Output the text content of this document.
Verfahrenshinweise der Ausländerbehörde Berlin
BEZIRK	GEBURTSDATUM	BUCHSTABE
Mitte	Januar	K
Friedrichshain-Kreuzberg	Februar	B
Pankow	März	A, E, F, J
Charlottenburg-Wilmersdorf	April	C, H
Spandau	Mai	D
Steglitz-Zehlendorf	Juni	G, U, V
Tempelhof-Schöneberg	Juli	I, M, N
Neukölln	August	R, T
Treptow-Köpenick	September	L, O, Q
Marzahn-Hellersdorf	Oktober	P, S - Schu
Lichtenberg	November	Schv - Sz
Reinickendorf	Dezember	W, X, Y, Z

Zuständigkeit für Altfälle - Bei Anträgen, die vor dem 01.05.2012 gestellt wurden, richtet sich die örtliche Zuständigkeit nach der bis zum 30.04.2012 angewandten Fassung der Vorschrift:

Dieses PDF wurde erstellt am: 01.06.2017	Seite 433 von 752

----------------------------------------

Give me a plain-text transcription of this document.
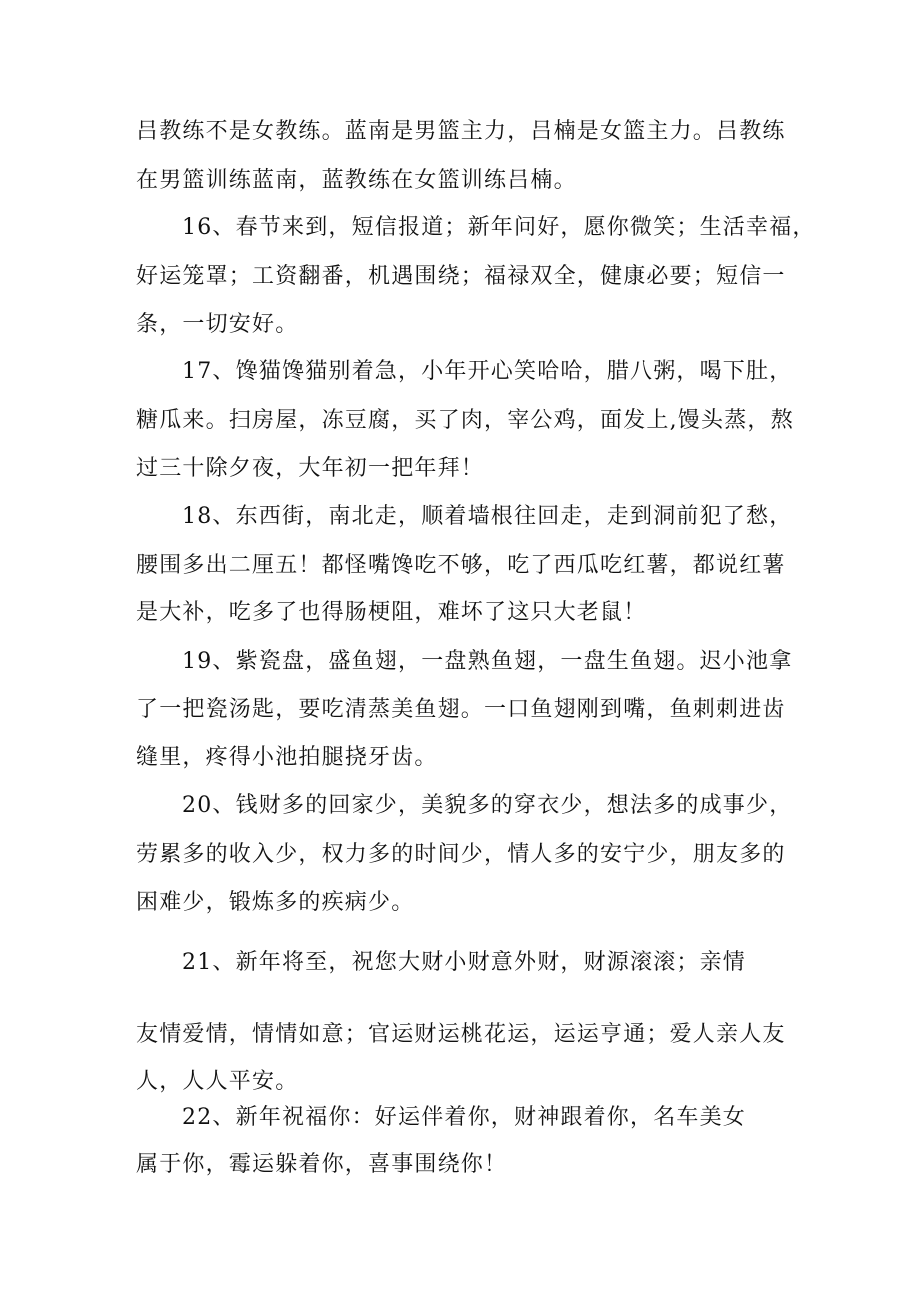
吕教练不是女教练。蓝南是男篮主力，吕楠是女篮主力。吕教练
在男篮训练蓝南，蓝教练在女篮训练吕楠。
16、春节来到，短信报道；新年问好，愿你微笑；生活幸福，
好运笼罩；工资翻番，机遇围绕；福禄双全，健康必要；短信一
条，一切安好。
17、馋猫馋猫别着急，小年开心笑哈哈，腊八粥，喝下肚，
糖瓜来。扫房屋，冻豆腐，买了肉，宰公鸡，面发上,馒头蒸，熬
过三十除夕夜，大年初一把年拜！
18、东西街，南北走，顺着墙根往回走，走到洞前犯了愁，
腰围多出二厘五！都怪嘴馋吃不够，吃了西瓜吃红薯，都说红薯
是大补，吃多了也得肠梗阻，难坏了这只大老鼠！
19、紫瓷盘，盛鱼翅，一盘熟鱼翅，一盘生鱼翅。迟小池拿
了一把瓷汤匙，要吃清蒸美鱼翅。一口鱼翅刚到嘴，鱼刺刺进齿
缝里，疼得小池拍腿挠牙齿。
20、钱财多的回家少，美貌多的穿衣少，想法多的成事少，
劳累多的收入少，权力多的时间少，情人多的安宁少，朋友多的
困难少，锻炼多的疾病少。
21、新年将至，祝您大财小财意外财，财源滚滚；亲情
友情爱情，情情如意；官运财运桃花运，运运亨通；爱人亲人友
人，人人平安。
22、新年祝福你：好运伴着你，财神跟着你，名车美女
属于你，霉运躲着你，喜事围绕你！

----------------------------------------

# WHAT IS ASKED
Find the word "text" in the records and pull out each line that has it.

# OUTPUT FOR THIS TASK
Output the text content of this document.
Give me a plain-text transcription of this document.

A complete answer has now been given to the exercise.